* [BRIEF A]:
Reproduce the records from their start through the line containing "overview-temperature: Temperature 38℃", keeping both ends.

* [PASSAGE TO READ]:
AI support to overcome perceptual, cognitive and language barriers

Supervisor:  Alex Waibel

Faculty:  Informatics

Problem statement:  
In recent years, advanced systems that automatically transcribe, translate and synthesize human dialog have been developed at University Laboratories (KIT, CMU, ..) and demonstrated to provide practical assistance to overcome language barriers.  These research systems have also been transitioned to broad practical deployment in lectures (KIT Lecture Translator), Video Conferencing (Zoom, …), humanitarian missions (Relater), and European Parliament (EP, EU-Bridge,..).  But significant challenges remain to truly connect all people in a frictionless interactive experience, particularly when additional cognitive and perceptual challenges further complicate interaction.  Current technology delivers in real-time automatic subtitling, and translation in textual form, but for many participants with reading disabilities, auditory or visual impairments, educational or lexical limitations, following a fast textual transcript still presents too significant a challenge for free frictionless engagement with others.

Project:
In this project, we aim to go beyond state-of-the art of simultaneous speech translation system to address these challenges:

  • Improve readability of text transcripts and translation:  better structuring, highlighting, punctuation, segmentation, and multimodal integration to make following/reading presentations texts easier to read.  This is particularly important (and yet unsolved) for conversational speech in multi-party meetings, when fast turn-taking, disfluencies, spontaneous speech, and incomplete sentence fragments make reading comprehension in real-time difficult or impossible
  • Summarization:  Reduction of transcribed and translated text to better capture the essence of speech (particularly when it is conversational), considerably eases comprehension.  Such methods will also be interactive so that suitable summaries can be customized by the user.

* [BRIEF B]:
Who is listed as supervisor in the project description?

(Stored items from a collection)
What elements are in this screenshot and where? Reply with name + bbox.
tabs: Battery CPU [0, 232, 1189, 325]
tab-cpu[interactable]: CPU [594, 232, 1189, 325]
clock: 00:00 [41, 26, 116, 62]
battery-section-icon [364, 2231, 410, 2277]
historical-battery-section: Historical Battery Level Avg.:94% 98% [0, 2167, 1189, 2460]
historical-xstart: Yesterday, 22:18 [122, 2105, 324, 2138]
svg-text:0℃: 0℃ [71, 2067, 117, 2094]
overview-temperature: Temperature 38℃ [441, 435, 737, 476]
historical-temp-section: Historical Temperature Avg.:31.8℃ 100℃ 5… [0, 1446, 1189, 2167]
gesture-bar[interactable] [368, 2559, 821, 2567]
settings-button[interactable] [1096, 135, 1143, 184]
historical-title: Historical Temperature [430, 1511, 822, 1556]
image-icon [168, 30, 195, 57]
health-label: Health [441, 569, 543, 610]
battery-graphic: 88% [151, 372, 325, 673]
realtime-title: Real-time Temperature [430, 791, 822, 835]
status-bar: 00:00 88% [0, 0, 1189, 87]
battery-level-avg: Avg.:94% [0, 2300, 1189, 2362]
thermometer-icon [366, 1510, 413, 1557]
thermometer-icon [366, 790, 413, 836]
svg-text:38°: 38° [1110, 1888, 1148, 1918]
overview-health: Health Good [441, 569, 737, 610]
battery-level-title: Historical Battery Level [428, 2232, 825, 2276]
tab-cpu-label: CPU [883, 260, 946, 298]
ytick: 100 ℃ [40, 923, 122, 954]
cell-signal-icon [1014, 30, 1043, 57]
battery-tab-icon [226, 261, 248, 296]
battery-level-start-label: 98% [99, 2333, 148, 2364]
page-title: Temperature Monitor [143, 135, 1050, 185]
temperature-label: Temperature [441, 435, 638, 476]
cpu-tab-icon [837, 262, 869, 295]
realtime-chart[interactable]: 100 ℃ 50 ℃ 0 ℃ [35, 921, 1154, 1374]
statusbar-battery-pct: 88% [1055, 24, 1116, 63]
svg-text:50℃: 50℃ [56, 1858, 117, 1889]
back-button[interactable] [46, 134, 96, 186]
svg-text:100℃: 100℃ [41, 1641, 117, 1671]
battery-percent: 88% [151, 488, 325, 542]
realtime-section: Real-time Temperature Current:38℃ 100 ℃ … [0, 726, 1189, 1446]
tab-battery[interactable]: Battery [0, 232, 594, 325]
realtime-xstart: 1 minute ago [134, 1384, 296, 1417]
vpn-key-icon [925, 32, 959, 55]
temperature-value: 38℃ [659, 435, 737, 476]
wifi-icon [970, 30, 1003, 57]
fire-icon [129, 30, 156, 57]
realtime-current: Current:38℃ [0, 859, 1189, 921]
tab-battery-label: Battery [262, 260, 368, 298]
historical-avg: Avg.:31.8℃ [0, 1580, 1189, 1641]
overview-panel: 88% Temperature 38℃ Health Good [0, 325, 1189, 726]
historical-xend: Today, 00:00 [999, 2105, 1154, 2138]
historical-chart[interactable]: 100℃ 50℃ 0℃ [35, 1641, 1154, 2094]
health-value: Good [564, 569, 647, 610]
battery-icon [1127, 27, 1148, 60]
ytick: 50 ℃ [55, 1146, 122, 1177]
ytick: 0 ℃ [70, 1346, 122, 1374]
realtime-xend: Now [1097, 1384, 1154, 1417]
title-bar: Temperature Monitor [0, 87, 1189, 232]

* [FINISHED ANSWER A]:
What elements are in this screenshot and where? Reply with name + bbox.
tabs: Battery CPU [0, 232, 1189, 325]
tab-cpu[interactable]: CPU [594, 232, 1189, 325]
clock: 00:00 [41, 26, 116, 62]
battery-section-icon [364, 2231, 410, 2277]
historical-battery-section: Historical Battery Level Avg.:94% 98% [0, 2167, 1189, 2460]
historical-xstart: Yesterday, 22:18 [122, 2105, 324, 2138]
svg-text:0℃: 0℃ [71, 2067, 117, 2094]
overview-temperature: Temperature 38℃ [441, 435, 737, 476]

* [FINISHED ANSWER B]:
Alex Waibel